▸ What to do
Return the lines beginning at the one that contains "Serialize everything readable" and continuing to the end of the entries, including both ends, exactly as written and nothing else.

== Data to process ==

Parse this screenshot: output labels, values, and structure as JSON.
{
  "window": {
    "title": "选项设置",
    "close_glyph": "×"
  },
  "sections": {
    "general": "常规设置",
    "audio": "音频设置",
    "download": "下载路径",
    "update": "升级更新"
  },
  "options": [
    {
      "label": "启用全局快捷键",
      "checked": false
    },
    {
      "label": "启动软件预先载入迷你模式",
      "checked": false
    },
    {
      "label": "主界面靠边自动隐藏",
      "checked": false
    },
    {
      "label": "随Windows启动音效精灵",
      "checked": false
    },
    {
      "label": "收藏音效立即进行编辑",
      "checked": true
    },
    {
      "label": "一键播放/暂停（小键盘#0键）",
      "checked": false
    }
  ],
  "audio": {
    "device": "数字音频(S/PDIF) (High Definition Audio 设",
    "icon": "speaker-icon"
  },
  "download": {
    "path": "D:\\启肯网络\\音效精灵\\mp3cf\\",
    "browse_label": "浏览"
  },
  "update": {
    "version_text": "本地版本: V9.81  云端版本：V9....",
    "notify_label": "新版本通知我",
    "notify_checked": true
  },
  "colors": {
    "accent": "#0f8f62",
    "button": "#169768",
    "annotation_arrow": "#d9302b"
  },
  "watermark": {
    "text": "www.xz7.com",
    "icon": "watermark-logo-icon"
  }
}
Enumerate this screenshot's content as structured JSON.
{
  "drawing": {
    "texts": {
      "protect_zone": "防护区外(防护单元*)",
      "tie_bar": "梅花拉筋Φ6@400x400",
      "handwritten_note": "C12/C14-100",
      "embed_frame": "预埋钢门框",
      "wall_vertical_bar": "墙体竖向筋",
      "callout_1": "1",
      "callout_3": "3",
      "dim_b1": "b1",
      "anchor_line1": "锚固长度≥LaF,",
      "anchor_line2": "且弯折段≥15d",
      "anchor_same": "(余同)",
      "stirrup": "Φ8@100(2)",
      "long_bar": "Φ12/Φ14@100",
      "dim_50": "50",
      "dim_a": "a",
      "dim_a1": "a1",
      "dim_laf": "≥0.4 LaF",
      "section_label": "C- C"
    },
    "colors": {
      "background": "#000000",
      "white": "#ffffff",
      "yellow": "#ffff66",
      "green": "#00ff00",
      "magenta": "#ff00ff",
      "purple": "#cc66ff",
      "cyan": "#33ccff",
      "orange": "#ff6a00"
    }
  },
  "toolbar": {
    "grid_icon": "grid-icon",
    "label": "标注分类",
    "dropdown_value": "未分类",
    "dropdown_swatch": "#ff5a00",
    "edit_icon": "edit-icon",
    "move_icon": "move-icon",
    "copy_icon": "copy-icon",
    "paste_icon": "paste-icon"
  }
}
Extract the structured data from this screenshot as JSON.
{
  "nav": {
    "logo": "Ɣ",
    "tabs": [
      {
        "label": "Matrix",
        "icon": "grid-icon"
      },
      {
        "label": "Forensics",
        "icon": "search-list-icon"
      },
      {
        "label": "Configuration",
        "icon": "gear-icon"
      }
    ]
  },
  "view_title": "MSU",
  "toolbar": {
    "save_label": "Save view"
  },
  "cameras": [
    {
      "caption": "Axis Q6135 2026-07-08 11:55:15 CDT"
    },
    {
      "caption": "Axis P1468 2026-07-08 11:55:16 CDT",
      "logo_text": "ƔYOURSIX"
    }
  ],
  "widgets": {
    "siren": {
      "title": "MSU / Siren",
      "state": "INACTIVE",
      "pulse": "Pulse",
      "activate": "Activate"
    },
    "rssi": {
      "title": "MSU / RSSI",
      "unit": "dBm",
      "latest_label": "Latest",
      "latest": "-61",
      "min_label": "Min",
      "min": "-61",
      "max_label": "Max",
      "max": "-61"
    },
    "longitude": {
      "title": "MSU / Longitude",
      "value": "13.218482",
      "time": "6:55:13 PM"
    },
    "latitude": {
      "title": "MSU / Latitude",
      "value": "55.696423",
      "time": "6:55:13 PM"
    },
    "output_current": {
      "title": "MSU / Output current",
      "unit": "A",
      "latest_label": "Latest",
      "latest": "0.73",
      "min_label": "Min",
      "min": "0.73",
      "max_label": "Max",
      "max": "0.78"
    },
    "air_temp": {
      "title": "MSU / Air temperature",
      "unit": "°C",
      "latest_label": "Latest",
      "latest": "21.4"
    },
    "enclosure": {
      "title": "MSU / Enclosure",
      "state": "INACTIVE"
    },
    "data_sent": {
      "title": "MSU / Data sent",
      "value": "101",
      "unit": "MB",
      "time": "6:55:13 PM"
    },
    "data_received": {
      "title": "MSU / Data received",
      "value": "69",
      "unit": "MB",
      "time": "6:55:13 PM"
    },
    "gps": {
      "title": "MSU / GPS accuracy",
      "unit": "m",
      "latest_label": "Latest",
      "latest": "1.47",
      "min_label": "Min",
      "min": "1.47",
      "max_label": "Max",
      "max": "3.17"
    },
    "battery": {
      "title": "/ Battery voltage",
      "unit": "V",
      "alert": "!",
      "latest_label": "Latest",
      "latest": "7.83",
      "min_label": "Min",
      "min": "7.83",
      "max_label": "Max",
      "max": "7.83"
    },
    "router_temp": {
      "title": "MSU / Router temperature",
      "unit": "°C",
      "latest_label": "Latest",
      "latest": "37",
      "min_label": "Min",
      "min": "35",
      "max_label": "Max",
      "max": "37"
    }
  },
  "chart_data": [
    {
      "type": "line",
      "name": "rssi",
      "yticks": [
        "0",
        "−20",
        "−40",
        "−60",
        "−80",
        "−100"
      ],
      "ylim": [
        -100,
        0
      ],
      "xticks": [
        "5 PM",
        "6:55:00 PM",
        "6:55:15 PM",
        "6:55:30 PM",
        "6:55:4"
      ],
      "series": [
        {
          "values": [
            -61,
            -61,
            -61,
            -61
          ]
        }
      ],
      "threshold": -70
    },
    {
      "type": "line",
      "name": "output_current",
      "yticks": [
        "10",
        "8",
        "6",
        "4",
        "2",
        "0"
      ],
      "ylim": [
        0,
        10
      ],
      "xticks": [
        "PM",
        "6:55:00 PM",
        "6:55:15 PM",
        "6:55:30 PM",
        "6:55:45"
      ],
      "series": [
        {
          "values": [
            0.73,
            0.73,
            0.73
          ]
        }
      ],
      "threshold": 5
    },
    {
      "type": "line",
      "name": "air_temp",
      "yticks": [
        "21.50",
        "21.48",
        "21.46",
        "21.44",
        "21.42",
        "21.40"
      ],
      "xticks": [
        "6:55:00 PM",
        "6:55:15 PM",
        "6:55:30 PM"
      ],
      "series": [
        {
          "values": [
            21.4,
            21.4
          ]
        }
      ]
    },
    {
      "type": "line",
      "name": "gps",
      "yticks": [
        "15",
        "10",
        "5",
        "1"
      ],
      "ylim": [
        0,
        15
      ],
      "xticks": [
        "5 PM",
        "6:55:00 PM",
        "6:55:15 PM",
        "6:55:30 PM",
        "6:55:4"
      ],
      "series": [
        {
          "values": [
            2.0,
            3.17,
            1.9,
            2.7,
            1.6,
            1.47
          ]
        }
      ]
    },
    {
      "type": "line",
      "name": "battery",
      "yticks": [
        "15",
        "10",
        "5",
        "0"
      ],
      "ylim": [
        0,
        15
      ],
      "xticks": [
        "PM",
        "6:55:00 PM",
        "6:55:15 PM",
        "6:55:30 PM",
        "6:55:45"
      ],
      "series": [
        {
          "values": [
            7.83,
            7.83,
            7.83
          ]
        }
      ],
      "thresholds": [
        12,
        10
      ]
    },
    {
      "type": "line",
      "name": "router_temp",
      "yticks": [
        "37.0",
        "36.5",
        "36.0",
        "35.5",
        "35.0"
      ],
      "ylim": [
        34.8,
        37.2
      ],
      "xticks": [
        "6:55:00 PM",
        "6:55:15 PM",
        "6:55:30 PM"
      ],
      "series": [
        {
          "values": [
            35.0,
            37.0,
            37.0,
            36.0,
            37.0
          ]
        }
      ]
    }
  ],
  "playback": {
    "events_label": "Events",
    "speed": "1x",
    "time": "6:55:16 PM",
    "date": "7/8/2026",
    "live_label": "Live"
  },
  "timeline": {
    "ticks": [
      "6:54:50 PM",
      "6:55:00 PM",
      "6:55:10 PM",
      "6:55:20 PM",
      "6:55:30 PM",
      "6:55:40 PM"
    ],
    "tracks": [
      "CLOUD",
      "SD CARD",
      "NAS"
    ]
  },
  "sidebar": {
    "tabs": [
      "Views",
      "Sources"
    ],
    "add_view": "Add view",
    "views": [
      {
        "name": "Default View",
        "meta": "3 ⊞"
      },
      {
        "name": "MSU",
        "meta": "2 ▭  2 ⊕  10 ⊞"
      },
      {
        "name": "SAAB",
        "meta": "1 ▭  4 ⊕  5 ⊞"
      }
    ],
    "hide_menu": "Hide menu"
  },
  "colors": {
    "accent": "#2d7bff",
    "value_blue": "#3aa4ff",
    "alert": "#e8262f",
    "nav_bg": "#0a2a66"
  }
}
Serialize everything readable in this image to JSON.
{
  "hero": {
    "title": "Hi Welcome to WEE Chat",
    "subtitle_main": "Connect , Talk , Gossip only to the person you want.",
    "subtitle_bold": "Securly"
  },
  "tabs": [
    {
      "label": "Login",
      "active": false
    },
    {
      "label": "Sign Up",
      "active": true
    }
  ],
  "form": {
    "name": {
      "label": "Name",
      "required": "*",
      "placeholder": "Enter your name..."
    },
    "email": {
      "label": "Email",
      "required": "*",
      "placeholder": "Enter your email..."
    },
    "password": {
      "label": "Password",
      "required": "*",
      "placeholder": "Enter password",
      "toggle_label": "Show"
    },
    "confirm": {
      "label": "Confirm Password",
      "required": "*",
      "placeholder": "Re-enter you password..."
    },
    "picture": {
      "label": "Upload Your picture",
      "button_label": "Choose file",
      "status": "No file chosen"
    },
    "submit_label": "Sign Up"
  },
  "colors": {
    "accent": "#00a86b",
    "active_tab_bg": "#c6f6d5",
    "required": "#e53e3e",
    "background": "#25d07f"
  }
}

===

▸ Answer for this exercise
Serialize everything readable in this image to JSON.
{
  "hero": {
    "title": "Hi Welcome to WEE Chat",
    "subtitle_main": "Connect , Talk , Gossip only to the person you want.",
    "subtitle_bold": "Securly"
  },
  "tabs": [
    {
      "label": "Login",
      "active": false
    },
    {
      "label": "Sign Up",
      "active": true
    }
  ],
  "form": {
    "name": {
      "label": "Name",
      "required": "*",
      "placeholder": "Enter your name..."
    },
    "email": {
      "label": "Email",
      "required": "*",
      "placeholder": "Enter your email..."
    },
    "password": {
      "label": "Password",
      "required": "*",
      "placeholder": "Enter password",
      "toggle_label": "Show"
    },
    "confirm": {
      "label": "Confirm Password",
      "required": "*",
      "placeholder": "Re-enter you password..."
    },
    "picture": {
      "label": "Upload Your picture",
      "button_label": "Choose file",
      "status": "No file chosen"
    },
    "submit_label": "Sign Up"
  },
  "colors": {
    "accent": "#00a86b",
    "active_tab_bg": "#c6f6d5",
    "required": "#e53e3e",
    "background": "#25d07f"
  }
}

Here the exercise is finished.